-- AIM --
Retype every line of the entries below word for word, leaving out the pictures.

[Dataset entries]

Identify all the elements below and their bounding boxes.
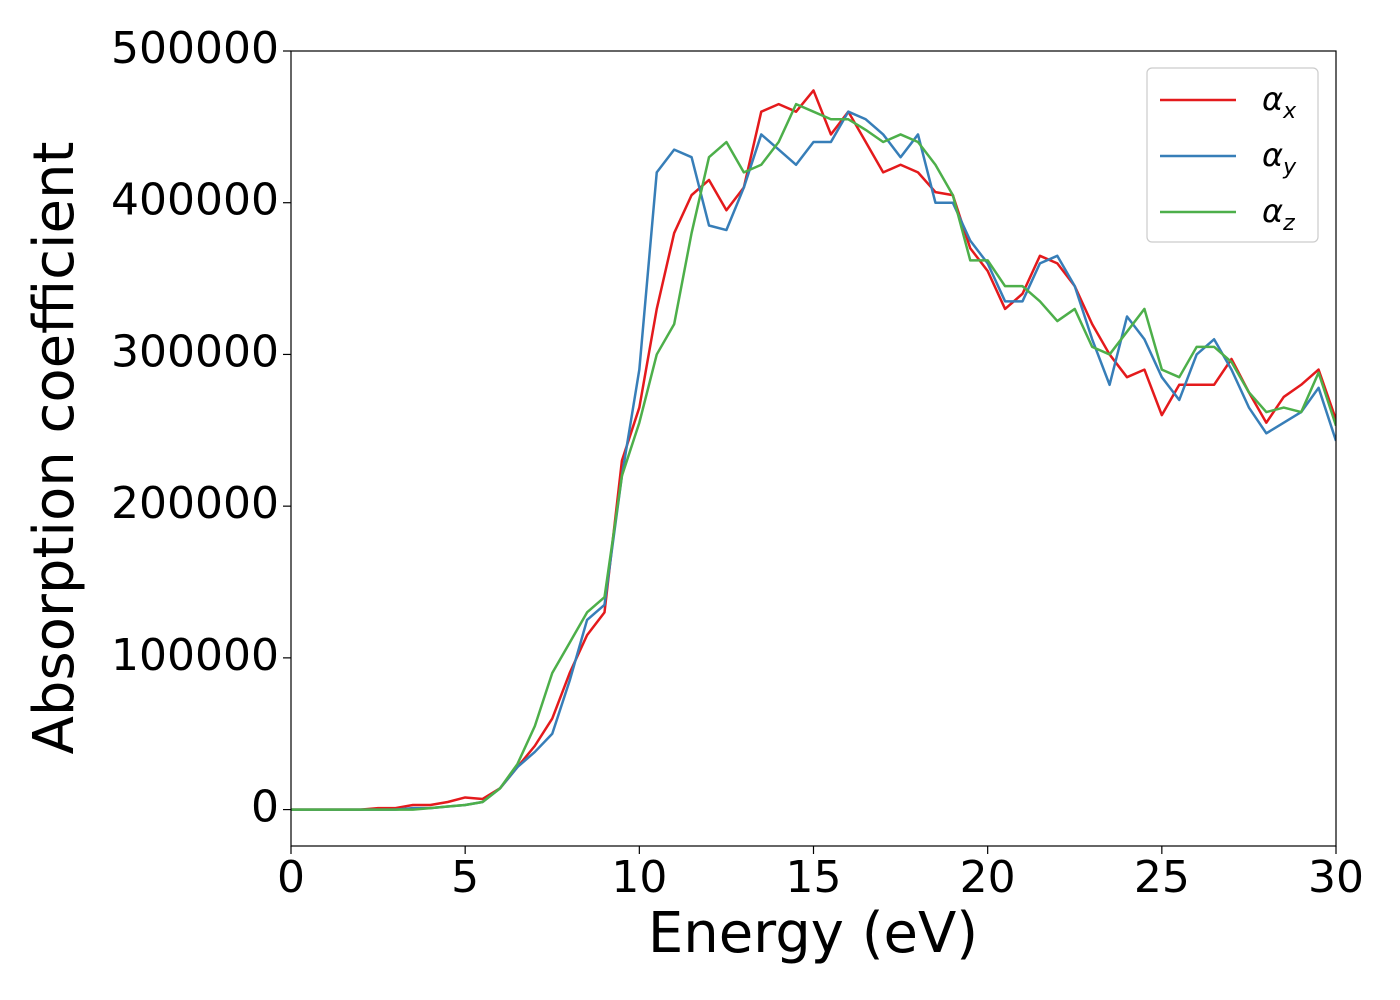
x-tick-label: 25: [1134, 852, 1190, 903]
legend-label: αy: [1262, 136, 1297, 180]
y-tick-label: 300000: [111, 326, 279, 377]
legend-label: αx: [1262, 80, 1297, 124]
y-tick-label: 100000: [111, 630, 279, 681]
y-tick-label: 400000: [111, 175, 279, 226]
data-line: [291, 89, 1336, 811]
y-tick-label: 0: [251, 782, 279, 833]
x-tick-label: 15: [786, 852, 842, 903]
x-axis-label: Energy (eV): [648, 901, 978, 966]
x-tick-label: 30: [1308, 852, 1364, 903]
y-tick-label: 200000: [111, 478, 279, 529]
y-tick-label: 500000: [111, 23, 279, 74]
x-tick-label: 5: [451, 852, 479, 903]
plot-lines: [291, 89, 1336, 811]
legend-label: αz: [1262, 192, 1295, 236]
data-line: [291, 102, 1336, 811]
x-tick-label: 20: [960, 852, 1016, 903]
legend: αx αy αz: [1146, 67, 1319, 243]
y-axis-label: Absorption coefficient: [22, 142, 87, 755]
x-tick-label: 0: [277, 852, 305, 903]
x-tick-label: 10: [611, 852, 667, 903]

-- FINISHED ANSWER --
Identify all the elements below and their bounding boxes.
x-tick-label: 25: [1134, 852, 1190, 903]
legend-label: αy: [1262, 136, 1297, 180]
y-tick-label: 300000: [111, 326, 279, 377]
legend-label: αx: [1262, 80, 1297, 124]
y-tick-label: 100000: [111, 630, 279, 681]
y-tick-label: 400000: [111, 175, 279, 226]
data-line: [291, 89, 1336, 811]
y-tick-label: 0: [251, 782, 279, 833]
x-tick-label: 15: [786, 852, 842, 903]
x-axis-label: Energy (eV): [648, 901, 978, 966]
x-tick-label: 30: [1308, 852, 1364, 903]
y-tick-label: 200000: [111, 478, 279, 529]
y-tick-label: 500000: [111, 23, 279, 74]
x-tick-label: 5: [451, 852, 479, 903]
plot-lines: [291, 89, 1336, 811]
legend-label: αz: [1262, 192, 1295, 236]
data-line: [291, 102, 1336, 811]
x-tick-label: 20: [960, 852, 1016, 903]
legend: αx αy αz: [1146, 67, 1319, 243]
y-axis-label: Absorption coefficient: [22, 142, 87, 755]
x-tick-label: 0: [277, 852, 305, 903]
x-tick-label: 10: [611, 852, 667, 903]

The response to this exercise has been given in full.